Your objective:
Extract all of the entries and give them again, word for word.

Material provided:
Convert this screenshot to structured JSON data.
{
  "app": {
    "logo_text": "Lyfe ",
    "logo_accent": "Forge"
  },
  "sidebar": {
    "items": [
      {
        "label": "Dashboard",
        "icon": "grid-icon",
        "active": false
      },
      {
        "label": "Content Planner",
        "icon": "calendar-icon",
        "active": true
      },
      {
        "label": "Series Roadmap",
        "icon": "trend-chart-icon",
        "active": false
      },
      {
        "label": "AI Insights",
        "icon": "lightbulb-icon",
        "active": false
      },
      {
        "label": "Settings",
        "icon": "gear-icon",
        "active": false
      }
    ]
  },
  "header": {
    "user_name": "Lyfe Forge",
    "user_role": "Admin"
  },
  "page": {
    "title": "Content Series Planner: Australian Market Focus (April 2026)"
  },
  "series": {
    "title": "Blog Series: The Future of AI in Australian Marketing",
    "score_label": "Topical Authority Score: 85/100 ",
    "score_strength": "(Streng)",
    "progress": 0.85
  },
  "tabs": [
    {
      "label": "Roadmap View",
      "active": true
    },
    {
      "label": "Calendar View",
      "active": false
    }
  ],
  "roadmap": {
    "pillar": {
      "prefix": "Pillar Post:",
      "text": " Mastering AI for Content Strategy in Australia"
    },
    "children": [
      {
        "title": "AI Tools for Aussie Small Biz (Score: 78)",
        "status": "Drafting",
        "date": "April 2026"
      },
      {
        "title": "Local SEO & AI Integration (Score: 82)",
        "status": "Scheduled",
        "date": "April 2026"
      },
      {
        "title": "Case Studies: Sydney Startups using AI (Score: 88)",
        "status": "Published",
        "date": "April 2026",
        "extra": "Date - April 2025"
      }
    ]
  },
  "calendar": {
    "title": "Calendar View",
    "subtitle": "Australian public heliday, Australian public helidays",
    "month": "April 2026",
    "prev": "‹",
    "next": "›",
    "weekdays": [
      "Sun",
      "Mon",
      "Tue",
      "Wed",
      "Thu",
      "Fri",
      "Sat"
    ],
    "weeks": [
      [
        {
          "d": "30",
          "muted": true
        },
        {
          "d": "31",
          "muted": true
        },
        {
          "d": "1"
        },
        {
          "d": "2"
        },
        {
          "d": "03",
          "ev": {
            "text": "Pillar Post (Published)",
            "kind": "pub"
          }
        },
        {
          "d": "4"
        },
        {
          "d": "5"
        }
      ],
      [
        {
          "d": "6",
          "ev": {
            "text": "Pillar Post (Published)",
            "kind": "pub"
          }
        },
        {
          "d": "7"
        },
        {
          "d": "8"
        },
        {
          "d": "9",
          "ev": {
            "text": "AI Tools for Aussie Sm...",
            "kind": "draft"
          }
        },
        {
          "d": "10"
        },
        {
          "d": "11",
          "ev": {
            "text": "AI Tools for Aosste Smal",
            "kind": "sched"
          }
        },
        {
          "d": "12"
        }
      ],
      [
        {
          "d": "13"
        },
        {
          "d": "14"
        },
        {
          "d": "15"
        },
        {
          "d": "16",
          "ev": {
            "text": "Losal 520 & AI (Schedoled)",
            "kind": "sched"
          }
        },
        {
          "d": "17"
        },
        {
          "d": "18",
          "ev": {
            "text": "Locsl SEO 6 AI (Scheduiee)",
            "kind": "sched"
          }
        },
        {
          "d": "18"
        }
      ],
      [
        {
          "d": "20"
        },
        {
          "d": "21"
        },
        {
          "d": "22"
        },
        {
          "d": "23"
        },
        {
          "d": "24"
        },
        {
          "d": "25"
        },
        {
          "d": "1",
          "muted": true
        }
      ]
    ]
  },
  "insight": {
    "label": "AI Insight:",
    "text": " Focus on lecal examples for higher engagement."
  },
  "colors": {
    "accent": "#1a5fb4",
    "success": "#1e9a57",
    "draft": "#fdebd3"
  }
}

Task output:
Convert this screenshot to structured JSON data.
{
  "app": {
    "logo_text": "Lyfe ",
    "logo_accent": "Forge"
  },
  "sidebar": {
    "items": [
      {
        "label": "Dashboard",
        "icon": "grid-icon",
        "active": false
      },
      {
        "label": "Content Planner",
        "icon": "calendar-icon",
        "active": true
      },
      {
        "label": "Series Roadmap",
        "icon": "trend-chart-icon",
        "active": false
      },
      {
        "label": "AI Insights",
        "icon": "lightbulb-icon",
        "active": false
      },
      {
        "label": "Settings",
        "icon": "gear-icon",
        "active": false
      }
    ]
  },
  "header": {
    "user_name": "Lyfe Forge",
    "user_role": "Admin"
  },
  "page": {
    "title": "Content Series Planner: Australian Market Focus (April 2026)"
  },
  "series": {
    "title": "Blog Series: The Future of AI in Australian Marketing",
    "score_label": "Topical Authority Score: 85/100 ",
    "score_strength": "(Streng)",
    "progress": 0.85
  },
  "tabs": [
    {
      "label": "Roadmap View",
      "active": true
    },
    {
      "label": "Calendar View",
      "active": false
    }
  ],
  "roadmap": {
    "pillar": {
      "prefix": "Pillar Post:",
      "text": " Mastering AI for Content Strategy in Australia"
    },
    "children": [
      {
        "title": "AI Tools for Aussie Small Biz (Score: 78)",
        "status": "Drafting",
        "date": "April 2026"
      },
      {
        "title": "Local SEO & AI Integration (Score: 82)",
        "status": "Scheduled",
        "date": "April 2026"
      },
      {
        "title": "Case Studies: Sydney Startups using AI (Score: 88)",
        "status": "Published",
        "date": "April 2026",
        "extra": "Date - April 2025"
      }
    ]
  },
  "calendar": {
    "title": "Calendar View",
    "subtitle": "Australian public heliday, Australian public helidays",
    "month": "April 2026",
    "prev": "‹",
    "next": "›",
    "weekdays": [
      "Sun",
      "Mon",
      "Tue",
      "Wed",
      "Thu",
      "Fri",
      "Sat"
    ],
    "weeks": [
      [
        {
          "d": "30",
          "muted": true
        },
        {
          "d": "31",
          "muted": true
        },
        {
          "d": "1"
        },
        {
          "d": "2"
        },
        {
          "d": "03",
          "ev": {
            "text": "Pillar Post (Published)",
            "kind": "pub"
          }
        },
        {
          "d": "4"
        },
        {
          "d": "5"
        }
      ],
      [
        {
          "d": "6",
          "ev": {
            "text": "Pillar Post (Published)",
            "kind": "pub"
          }
        },
        {
          "d": "7"
        },
        {
          "d": "8"
        },
        {
          "d": "9",
          "ev": {
            "text": "AI Tools for Aussie Sm...",
            "kind": "draft"
          }
        },
        {
          "d": "10"
        },
        {
          "d": "11",
          "ev": {
            "text": "AI Tools for Aosste Smal",
            "kind": "sched"
          }
        },
        {
          "d": "12"
        }
      ],
      [
        {
          "d": "13"
        },
        {
          "d": "14"
        },
        {
          "d": "15"
        },
        {
          "d": "16",
          "ev": {
            "text": "Losal 520 & AI (Schedoled)",
            "kind": "sched"
          }
        },
        {
          "d": "17"
        },
        {
          "d": "18",
          "ev": {
            "text": "Locsl SEO 6 AI (Scheduiee)",
            "kind": "sched"
          }
        },
        {
          "d": "18"
        }
      ],
      [
        {
          "d": "20"
        },
        {
          "d": "21"
        },
        {
          "d": "22"
        },
        {
          "d": "23"
        },
        {
          "d": "24"
        },
        {
          "d": "25"
        },
        {
          "d": "1",
          "muted": true
        }
      ]
    ]
  },
  "insight": {
    "label": "AI Insight:",
    "text": " Focus on lecal examples for higher engagement."
  },
  "colors": {
    "accent": "#1a5fb4",
    "success": "#1e9a57",
    "draft": "#fdebd3"
  }
}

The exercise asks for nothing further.